◆ **Work to complete**: Copy each line with the word "bars" in it.

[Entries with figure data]
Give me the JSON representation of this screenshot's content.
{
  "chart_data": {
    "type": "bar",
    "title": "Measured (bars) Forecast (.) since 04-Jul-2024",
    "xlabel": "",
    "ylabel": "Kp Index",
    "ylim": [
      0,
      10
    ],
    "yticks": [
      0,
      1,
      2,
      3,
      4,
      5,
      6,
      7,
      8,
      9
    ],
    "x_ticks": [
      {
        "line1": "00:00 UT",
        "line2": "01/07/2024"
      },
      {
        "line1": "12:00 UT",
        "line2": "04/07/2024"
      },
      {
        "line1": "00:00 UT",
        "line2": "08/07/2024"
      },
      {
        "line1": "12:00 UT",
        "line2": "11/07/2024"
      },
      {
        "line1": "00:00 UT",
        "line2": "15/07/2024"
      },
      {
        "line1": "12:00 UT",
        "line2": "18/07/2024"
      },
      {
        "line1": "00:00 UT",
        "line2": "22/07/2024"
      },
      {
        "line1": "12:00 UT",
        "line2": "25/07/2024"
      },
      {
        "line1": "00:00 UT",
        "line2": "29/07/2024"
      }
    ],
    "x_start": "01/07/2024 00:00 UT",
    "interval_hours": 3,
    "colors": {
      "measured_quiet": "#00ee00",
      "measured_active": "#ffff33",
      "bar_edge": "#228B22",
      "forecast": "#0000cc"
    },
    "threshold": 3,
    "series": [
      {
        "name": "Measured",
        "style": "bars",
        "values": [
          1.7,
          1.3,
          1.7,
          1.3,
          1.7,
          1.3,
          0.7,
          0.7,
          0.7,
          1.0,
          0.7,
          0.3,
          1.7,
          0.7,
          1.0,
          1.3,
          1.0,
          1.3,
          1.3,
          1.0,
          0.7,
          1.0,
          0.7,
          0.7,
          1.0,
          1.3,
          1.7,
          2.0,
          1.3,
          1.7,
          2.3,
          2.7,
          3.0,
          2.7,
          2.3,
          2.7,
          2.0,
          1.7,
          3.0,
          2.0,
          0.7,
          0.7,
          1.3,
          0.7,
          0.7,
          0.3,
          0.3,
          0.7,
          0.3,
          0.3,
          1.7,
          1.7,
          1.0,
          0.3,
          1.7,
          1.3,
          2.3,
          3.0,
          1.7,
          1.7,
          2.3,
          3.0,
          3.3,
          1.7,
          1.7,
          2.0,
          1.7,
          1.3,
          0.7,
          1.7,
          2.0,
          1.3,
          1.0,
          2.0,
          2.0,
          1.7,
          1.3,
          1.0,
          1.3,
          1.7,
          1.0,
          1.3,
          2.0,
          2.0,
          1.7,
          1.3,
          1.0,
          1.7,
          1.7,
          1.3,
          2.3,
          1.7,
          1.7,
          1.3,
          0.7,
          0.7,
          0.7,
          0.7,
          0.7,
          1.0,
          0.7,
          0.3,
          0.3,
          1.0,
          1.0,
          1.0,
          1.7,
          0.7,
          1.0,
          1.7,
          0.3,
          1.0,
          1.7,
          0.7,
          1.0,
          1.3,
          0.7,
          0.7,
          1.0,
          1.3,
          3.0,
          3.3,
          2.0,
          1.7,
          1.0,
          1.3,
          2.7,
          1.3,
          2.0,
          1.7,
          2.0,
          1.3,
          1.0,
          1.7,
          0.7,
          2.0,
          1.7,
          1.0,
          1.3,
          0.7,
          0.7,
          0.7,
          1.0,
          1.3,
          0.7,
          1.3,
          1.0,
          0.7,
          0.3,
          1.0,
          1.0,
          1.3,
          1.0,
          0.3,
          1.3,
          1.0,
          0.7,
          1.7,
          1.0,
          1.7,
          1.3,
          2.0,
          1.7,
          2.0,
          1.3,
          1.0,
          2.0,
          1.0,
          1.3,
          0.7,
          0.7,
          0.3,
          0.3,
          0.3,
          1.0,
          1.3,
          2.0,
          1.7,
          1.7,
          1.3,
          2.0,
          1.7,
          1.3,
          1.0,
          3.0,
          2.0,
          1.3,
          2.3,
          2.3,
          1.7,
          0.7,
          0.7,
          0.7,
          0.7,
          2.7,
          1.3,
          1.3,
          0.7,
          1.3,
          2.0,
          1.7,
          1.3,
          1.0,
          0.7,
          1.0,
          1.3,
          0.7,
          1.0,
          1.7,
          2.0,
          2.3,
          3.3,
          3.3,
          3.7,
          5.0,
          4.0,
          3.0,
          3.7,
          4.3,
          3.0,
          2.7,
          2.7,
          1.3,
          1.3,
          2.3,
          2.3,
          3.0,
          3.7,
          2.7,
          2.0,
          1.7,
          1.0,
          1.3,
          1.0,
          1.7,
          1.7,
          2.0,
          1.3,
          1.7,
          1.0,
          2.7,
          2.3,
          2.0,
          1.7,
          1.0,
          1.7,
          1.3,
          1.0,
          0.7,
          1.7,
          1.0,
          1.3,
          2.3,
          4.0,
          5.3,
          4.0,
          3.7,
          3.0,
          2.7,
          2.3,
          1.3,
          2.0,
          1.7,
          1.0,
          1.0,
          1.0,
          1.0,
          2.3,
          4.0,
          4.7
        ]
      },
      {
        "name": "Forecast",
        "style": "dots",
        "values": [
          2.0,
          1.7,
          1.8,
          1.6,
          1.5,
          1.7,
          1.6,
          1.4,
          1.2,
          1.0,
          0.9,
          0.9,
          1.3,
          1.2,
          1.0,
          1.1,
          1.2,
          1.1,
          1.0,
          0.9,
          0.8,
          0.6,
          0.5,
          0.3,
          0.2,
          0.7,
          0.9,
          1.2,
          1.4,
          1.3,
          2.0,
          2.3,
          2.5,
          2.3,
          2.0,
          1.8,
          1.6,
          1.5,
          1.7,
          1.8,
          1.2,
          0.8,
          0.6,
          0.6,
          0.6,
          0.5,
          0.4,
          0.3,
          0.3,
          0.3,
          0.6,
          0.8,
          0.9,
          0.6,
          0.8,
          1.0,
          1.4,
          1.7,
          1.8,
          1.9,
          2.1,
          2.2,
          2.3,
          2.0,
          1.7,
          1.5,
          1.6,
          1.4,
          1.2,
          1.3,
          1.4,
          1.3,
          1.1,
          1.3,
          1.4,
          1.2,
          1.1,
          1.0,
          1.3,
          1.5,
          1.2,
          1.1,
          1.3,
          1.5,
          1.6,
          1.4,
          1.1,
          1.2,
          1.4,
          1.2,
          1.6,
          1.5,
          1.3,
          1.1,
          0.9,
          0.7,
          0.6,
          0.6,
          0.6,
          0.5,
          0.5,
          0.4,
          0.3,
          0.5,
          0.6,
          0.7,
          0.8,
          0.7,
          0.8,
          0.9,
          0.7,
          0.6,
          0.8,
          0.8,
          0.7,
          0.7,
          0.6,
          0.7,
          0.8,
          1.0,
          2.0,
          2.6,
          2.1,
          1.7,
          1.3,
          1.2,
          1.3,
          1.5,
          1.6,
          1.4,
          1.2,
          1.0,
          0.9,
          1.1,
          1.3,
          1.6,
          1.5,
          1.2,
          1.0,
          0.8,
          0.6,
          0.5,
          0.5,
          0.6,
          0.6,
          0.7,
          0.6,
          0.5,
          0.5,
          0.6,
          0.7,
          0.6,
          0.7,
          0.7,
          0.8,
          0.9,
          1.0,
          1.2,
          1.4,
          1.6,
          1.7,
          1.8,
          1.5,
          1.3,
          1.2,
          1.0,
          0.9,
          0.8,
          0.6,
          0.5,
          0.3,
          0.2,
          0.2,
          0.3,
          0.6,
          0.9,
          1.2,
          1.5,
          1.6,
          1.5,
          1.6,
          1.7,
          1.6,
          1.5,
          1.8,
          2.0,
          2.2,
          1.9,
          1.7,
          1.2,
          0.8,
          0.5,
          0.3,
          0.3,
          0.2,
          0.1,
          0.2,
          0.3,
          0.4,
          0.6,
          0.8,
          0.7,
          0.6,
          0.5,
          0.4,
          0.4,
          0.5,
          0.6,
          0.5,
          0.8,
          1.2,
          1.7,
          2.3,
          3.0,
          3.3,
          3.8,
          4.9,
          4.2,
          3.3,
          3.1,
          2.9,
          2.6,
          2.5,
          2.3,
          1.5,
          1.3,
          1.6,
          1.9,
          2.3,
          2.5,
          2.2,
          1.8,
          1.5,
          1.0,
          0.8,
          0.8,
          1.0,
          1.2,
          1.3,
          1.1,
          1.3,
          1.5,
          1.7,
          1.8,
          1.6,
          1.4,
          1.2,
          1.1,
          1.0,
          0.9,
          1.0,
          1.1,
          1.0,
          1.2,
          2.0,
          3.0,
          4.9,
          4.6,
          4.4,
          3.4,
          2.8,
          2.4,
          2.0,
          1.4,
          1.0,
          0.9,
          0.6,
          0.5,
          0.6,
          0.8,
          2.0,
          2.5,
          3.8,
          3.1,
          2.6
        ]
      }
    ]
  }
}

◆ **Result**:
    "title": "Measured (bars) Forecast (.) since 04-Jul-2024",
        "style": "bars",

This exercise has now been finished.